start Data for this task

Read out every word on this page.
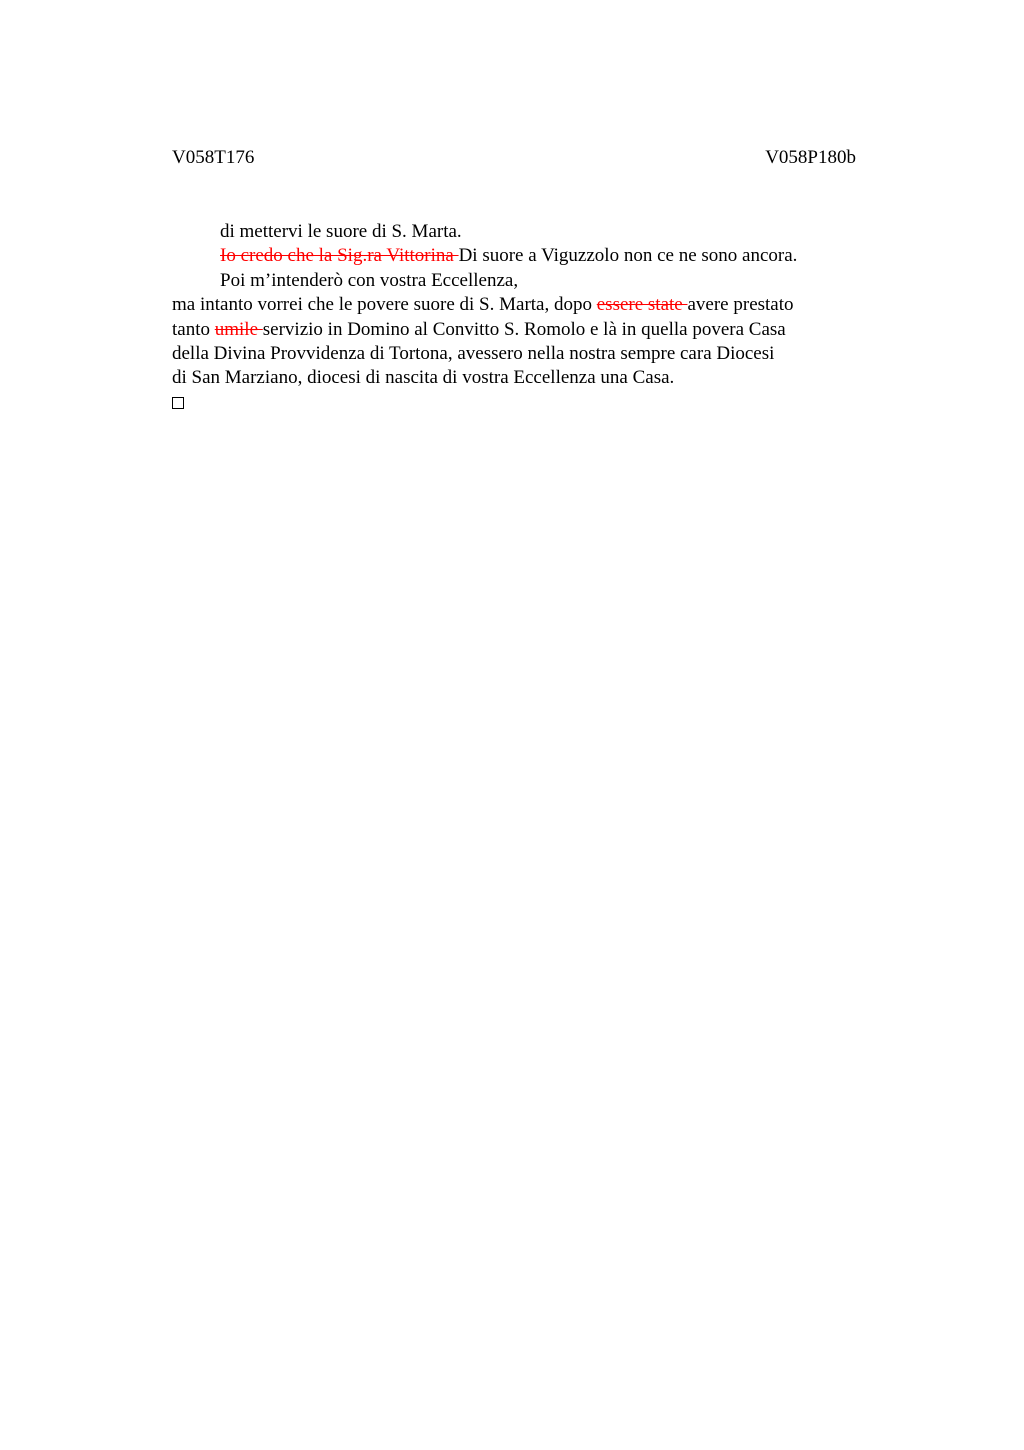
V058T176	V058P180b
di mettervi le suore di S. Marta.
Io credo che la Sig.ra Vittorina Di suore a Viguzzolo non ce ne sono ancora.
Poi m’intenderò con vostra Eccellenza,
ma intanto vorrei che le povere suore di S. Marta, dopo essere state avere prestato
tanto umile servizio in Domino al Convitto S. Romolo e là in quella povera Casa
della Divina Provvidenza di Tortona, avessero nella nostra sempre cara Diocesi
di San Marziano, diocesi di nascita di vostra Eccellenza una Casa.
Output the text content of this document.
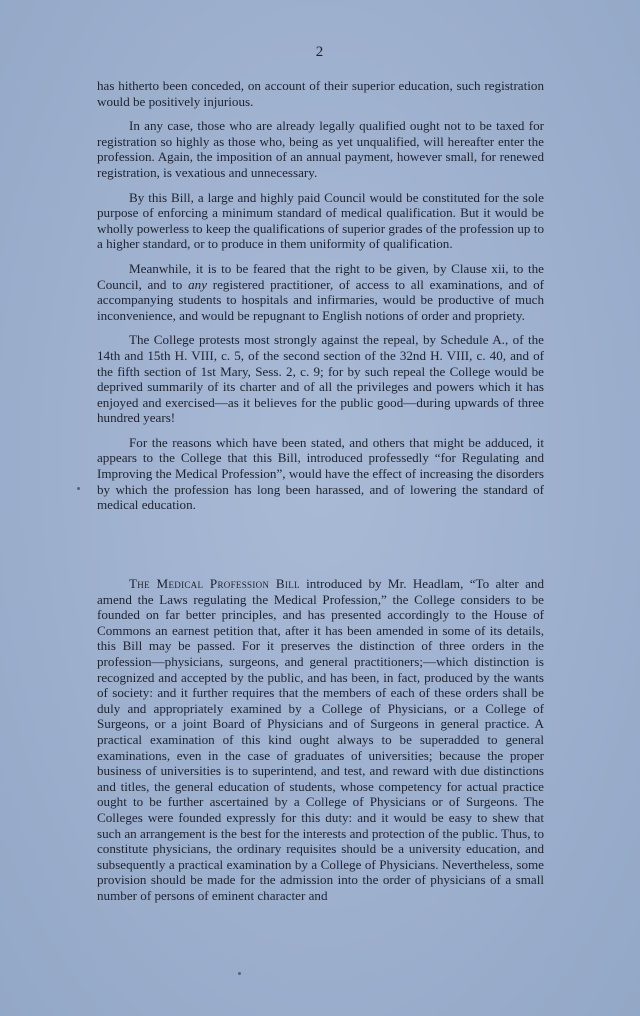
2

has hitherto been conceded, on account of their superior education, such registration would be positively injurious.

In any case, those who are already legally qualified ought not to be taxed for registration so highly as those who, being as yet unqualified, will hereafter enter the profession. Again, the imposition of an annual payment, however small, for renewed registration, is vexatious and unnecessary.

By this Bill, a large and highly paid Council would be constituted for the sole purpose of enforcing a minimum standard of medical qualification. But it would be wholly powerless to keep the qualifications of superior grades of the profession up to a higher standard, or to produce in them uniformity of qualification.

Meanwhile, it is to be feared that the right to be given, by Clause xii, to the Council, and to any registered practitioner, of access to all examinations, and of accompanying students to hospitals and infirmaries, would be productive of much inconvenience, and would be repugnant to English notions of order and propriety.

The College protests most strongly against the repeal, by Schedule A., of the 14th and 15th H. VIII, c. 5, of the second section of the 32nd H. VIII, c. 40, and of the fifth section of 1st Mary, Sess. 2, c. 9; for by such repeal the College would be deprived summarily of its charter and of all the privileges and powers which it has enjoyed and exercised—as it believes for the public good—during upwards of three hundred years!

For the reasons which have been stated, and others that might be adduced, it appears to the College that this Bill, introduced professedly “for Regulating and Improving the Medical Profession”, would have the effect of increasing the disorders by which the profession has long been harassed, and of lowering the standard of medical education.

The Medical Profession Bill introduced by Mr. Headlam, “To alter and amend the Laws regulating the Medical Profession,” the College considers to be founded on far better principles, and has presented accordingly to the House of Commons an earnest petition that, after it has been amended in some of its details, this Bill may be passed. For it preserves the distinction of three orders in the profession—physicians, surgeons, and general practitioners;—which distinction is recognized and accepted by the public, and has been, in fact, produced by the wants of society: and it further requires that the members of each of these orders shall be duly and appropriately examined by a College of Physicians, or a College of Surgeons, or a joint Board of Physicians and of Surgeons in general practice. A practical examination of this kind ought always to be superadded to general examinations, even in the case of graduates of universities; because the proper business of universities is to superintend, and test, and reward with due distinctions and titles, the general education of students, whose competency for actual practice ought to be further ascertained by a College of Physicians or of Surgeons. The Colleges were founded expressly for this duty: and it would be easy to shew that such an arrangement is the best for the interests and protection of the public. Thus, to constitute physicians, the ordinary requisites should be a university education, and subsequently a practical examination by a College of Physicians. Nevertheless, some provision should be made for the admission into the order of physicians of a small number of persons of eminent character and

end Data for this task

## [Exercise]
Pull out all lines containing "Eccellenza".

## [Exercise response]
Poi m’intenderò con vostra Eccellenza,
di San Marziano, diocesi di nascita di vostra Eccellenza una Casa.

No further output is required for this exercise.